**Request**
Copy the material below verbatim, line for line, and leave the picture out of your copy.

[start of Extracted material]

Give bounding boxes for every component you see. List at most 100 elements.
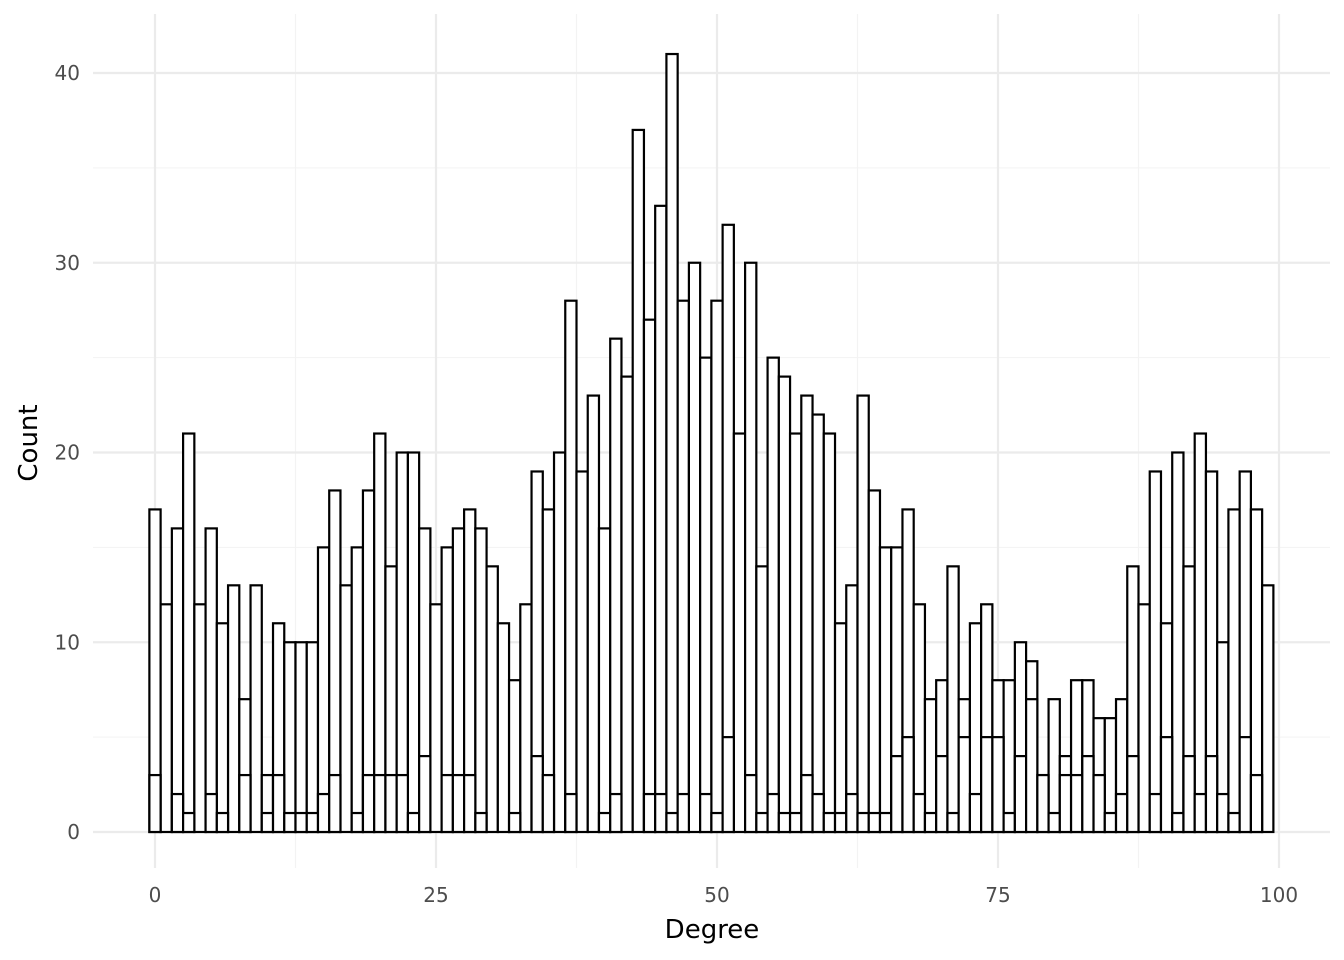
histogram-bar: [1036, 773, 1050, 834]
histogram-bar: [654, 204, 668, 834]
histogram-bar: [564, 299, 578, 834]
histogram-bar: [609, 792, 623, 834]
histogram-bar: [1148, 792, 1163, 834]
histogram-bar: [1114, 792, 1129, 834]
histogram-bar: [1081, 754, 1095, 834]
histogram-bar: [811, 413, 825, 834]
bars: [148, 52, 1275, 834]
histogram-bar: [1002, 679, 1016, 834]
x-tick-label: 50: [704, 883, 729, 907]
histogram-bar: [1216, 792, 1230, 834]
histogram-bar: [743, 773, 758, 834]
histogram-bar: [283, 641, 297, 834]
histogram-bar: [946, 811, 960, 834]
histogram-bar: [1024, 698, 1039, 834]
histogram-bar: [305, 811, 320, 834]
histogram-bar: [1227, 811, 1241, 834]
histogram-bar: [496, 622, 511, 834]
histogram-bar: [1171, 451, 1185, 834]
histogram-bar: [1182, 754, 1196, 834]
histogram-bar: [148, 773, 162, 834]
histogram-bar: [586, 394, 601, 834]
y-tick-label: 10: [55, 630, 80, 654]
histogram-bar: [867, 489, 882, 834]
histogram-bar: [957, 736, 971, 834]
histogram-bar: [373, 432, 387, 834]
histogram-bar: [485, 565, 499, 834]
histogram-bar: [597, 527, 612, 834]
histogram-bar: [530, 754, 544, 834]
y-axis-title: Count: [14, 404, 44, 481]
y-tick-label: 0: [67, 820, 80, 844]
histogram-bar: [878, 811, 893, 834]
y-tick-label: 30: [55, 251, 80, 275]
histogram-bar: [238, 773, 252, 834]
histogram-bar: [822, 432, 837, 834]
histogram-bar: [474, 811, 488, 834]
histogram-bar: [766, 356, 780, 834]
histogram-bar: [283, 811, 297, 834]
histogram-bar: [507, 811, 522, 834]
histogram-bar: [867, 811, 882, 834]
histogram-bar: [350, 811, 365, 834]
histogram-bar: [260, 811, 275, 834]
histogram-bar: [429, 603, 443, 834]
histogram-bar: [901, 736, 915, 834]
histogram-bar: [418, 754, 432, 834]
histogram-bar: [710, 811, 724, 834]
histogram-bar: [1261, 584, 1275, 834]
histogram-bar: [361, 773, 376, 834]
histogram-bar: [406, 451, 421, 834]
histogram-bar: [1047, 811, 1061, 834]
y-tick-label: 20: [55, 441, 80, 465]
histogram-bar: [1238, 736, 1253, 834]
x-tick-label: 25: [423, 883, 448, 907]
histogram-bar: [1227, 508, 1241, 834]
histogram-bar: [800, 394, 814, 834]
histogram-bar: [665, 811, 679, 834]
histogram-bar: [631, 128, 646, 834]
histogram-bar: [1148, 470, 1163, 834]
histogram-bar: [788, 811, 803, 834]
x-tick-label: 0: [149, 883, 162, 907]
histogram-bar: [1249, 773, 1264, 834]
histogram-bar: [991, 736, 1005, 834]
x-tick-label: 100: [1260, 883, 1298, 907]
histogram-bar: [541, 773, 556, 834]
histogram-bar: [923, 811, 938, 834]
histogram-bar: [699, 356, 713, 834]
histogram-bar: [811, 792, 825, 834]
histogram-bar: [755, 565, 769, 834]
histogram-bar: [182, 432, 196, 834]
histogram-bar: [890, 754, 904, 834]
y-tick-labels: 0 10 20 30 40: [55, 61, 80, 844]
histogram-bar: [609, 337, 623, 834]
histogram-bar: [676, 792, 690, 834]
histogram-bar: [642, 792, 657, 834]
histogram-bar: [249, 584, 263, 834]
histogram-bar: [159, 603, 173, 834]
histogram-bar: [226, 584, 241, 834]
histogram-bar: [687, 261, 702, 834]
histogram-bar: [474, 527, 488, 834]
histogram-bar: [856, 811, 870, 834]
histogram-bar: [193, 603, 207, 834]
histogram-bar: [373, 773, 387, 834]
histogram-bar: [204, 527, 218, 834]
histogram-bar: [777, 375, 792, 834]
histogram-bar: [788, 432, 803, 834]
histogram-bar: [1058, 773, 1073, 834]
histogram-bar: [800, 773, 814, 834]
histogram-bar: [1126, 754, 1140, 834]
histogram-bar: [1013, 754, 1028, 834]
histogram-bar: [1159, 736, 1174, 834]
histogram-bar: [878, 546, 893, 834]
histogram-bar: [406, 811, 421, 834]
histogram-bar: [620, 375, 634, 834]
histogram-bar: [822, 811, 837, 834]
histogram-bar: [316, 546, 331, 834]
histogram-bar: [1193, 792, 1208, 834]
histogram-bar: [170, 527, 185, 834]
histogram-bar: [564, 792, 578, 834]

[end of Extracted material]

**Response to this task**
Give bounding boxes for every component you see. List at most 100 elements.
histogram-bar: [1036, 773, 1050, 834]
histogram-bar: [654, 204, 668, 834]
histogram-bar: [564, 299, 578, 834]
histogram-bar: [609, 792, 623, 834]
histogram-bar: [1148, 792, 1163, 834]
histogram-bar: [1114, 792, 1129, 834]
histogram-bar: [1081, 754, 1095, 834]
histogram-bar: [811, 413, 825, 834]
bars: [148, 52, 1275, 834]
histogram-bar: [1002, 679, 1016, 834]
x-tick-label: 50: [704, 883, 729, 907]
histogram-bar: [1216, 792, 1230, 834]
histogram-bar: [743, 773, 758, 834]
histogram-bar: [283, 641, 297, 834]
histogram-bar: [946, 811, 960, 834]
histogram-bar: [1024, 698, 1039, 834]
histogram-bar: [305, 811, 320, 834]
histogram-bar: [1227, 811, 1241, 834]
histogram-bar: [496, 622, 511, 834]
histogram-bar: [1171, 451, 1185, 834]
histogram-bar: [1182, 754, 1196, 834]
histogram-bar: [148, 773, 162, 834]
histogram-bar: [586, 394, 601, 834]
y-tick-label: 10: [55, 630, 80, 654]
histogram-bar: [867, 489, 882, 834]
histogram-bar: [957, 736, 971, 834]
histogram-bar: [373, 432, 387, 834]
histogram-bar: [485, 565, 499, 834]
histogram-bar: [597, 527, 612, 834]
histogram-bar: [530, 754, 544, 834]
y-axis-title: Count: [14, 404, 44, 481]
y-tick-label: 0: [67, 820, 80, 844]
histogram-bar: [878, 811, 893, 834]
y-tick-label: 30: [55, 251, 80, 275]
histogram-bar: [238, 773, 252, 834]
histogram-bar: [822, 432, 837, 834]
histogram-bar: [474, 811, 488, 834]
histogram-bar: [766, 356, 780, 834]
histogram-bar: [283, 811, 297, 834]
histogram-bar: [507, 811, 522, 834]
histogram-bar: [867, 811, 882, 834]
histogram-bar: [350, 811, 365, 834]
histogram-bar: [260, 811, 275, 834]
histogram-bar: [429, 603, 443, 834]
histogram-bar: [901, 736, 915, 834]
histogram-bar: [418, 754, 432, 834]
histogram-bar: [710, 811, 724, 834]
histogram-bar: [1261, 584, 1275, 834]
histogram-bar: [361, 773, 376, 834]
histogram-bar: [406, 451, 421, 834]
histogram-bar: [1047, 811, 1061, 834]
y-tick-label: 20: [55, 441, 80, 465]
histogram-bar: [1238, 736, 1253, 834]
x-tick-label: 25: [423, 883, 448, 907]
histogram-bar: [1227, 508, 1241, 834]
histogram-bar: [800, 394, 814, 834]
histogram-bar: [665, 811, 679, 834]
histogram-bar: [631, 128, 646, 834]
histogram-bar: [1148, 470, 1163, 834]
histogram-bar: [788, 811, 803, 834]
x-tick-label: 0: [149, 883, 162, 907]
histogram-bar: [1249, 773, 1264, 834]
histogram-bar: [991, 736, 1005, 834]
x-tick-label: 100: [1260, 883, 1298, 907]
histogram-bar: [541, 773, 556, 834]
histogram-bar: [923, 811, 938, 834]
histogram-bar: [699, 356, 713, 834]
histogram-bar: [811, 792, 825, 834]
histogram-bar: [755, 565, 769, 834]
histogram-bar: [182, 432, 196, 834]
histogram-bar: [890, 754, 904, 834]
y-tick-labels: 0 10 20 30 40: [55, 61, 80, 844]
histogram-bar: [609, 337, 623, 834]
histogram-bar: [676, 792, 690, 834]
histogram-bar: [642, 792, 657, 834]
histogram-bar: [249, 584, 263, 834]
histogram-bar: [159, 603, 173, 834]
histogram-bar: [226, 584, 241, 834]
histogram-bar: [687, 261, 702, 834]
histogram-bar: [474, 527, 488, 834]
histogram-bar: [856, 811, 870, 834]
histogram-bar: [193, 603, 207, 834]
histogram-bar: [373, 773, 387, 834]
histogram-bar: [204, 527, 218, 834]
histogram-bar: [777, 375, 792, 834]
histogram-bar: [788, 432, 803, 834]
histogram-bar: [1058, 773, 1073, 834]
histogram-bar: [800, 773, 814, 834]
histogram-bar: [1126, 754, 1140, 834]
histogram-bar: [1013, 754, 1028, 834]
histogram-bar: [1159, 736, 1174, 834]
histogram-bar: [878, 546, 893, 834]
histogram-bar: [406, 811, 421, 834]
histogram-bar: [620, 375, 634, 834]
histogram-bar: [822, 811, 837, 834]
histogram-bar: [316, 546, 331, 834]
histogram-bar: [1193, 792, 1208, 834]
histogram-bar: [170, 527, 185, 834]
histogram-bar: [564, 792, 578, 834]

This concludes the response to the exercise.